§ **JOB**: The line containing "Convert this screenshot" marks the start of the required copy, which runs to the final line of the entries; return those lines exactly, without any pictures.

____________

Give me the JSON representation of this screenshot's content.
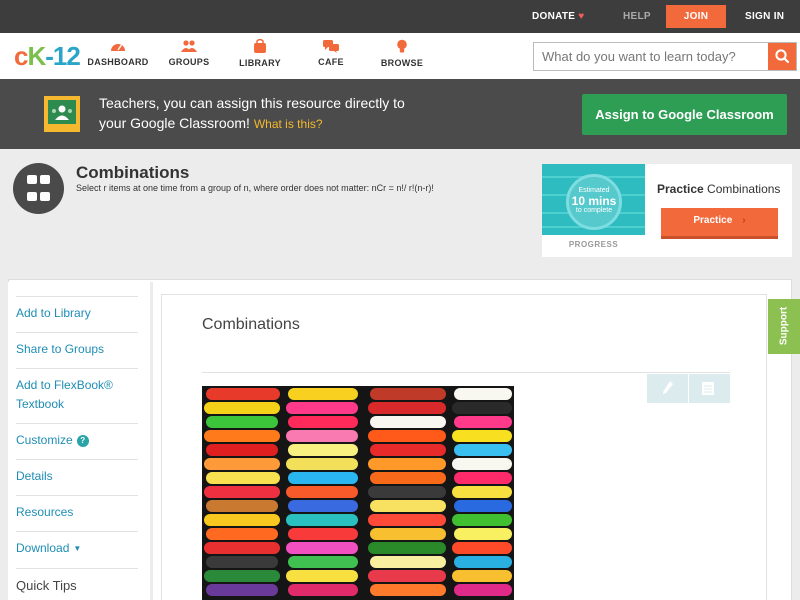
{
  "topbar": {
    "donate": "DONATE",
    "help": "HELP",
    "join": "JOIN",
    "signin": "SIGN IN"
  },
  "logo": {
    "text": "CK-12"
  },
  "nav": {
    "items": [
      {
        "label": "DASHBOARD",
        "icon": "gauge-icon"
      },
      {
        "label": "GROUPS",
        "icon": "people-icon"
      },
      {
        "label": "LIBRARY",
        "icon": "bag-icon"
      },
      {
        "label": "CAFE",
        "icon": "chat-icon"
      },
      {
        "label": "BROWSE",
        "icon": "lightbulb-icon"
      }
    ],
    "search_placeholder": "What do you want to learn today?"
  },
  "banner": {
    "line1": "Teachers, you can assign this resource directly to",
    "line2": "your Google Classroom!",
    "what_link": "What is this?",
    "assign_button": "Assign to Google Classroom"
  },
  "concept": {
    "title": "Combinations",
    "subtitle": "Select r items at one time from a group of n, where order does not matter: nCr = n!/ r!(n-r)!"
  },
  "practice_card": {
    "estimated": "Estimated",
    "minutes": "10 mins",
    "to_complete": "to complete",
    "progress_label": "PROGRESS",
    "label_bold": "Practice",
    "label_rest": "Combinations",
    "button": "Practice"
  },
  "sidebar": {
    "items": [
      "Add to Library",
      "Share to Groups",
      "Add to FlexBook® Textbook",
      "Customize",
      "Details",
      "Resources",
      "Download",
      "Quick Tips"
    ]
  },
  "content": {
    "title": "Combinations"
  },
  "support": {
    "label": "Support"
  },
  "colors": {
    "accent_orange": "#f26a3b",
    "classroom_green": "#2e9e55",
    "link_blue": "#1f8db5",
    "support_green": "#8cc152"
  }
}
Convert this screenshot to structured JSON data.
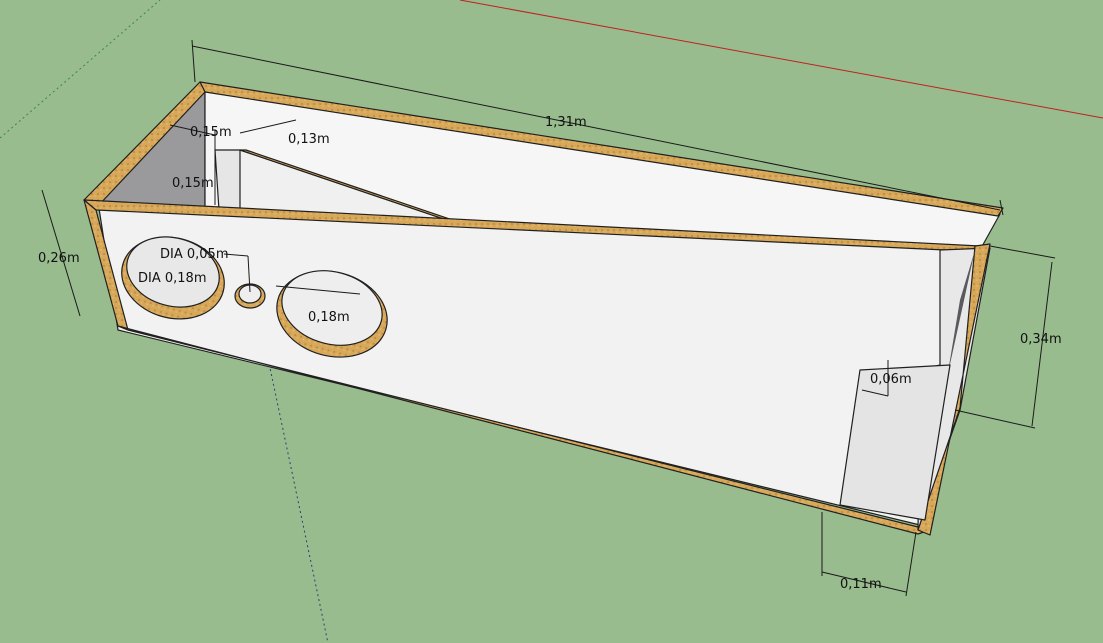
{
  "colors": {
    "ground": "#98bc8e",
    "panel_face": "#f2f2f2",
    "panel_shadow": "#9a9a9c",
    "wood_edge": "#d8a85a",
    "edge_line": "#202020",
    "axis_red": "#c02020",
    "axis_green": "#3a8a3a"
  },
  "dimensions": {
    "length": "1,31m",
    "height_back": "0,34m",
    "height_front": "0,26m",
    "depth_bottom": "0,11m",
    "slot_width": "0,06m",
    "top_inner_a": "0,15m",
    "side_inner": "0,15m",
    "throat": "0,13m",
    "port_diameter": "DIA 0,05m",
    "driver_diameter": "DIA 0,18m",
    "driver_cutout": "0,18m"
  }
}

____________

§ **REPLY TO THE TASK**:
Convert this screenshot to structured JSON data.
{
  "colors": {
    "ground": "#98bc8e",
    "panel_face": "#f2f2f2",
    "panel_shadow": "#9a9a9c",
    "wood_edge": "#d8a85a",
    "edge_line": "#202020",
    "axis_red": "#c02020",
    "axis_green": "#3a8a3a"
  },
  "dimensions": {
    "length": "1,31m",
    "height_back": "0,34m",
    "height_front": "0,26m",
    "depth_bottom": "0,11m",
    "slot_width": "0,06m",
    "top_inner_a": "0,15m",
    "side_inner": "0,15m",
    "throat": "0,13m",
    "port_diameter": "DIA 0,05m",
    "driver_diameter": "DIA 0,18m",
    "driver_cutout": "0,18m"
  }
}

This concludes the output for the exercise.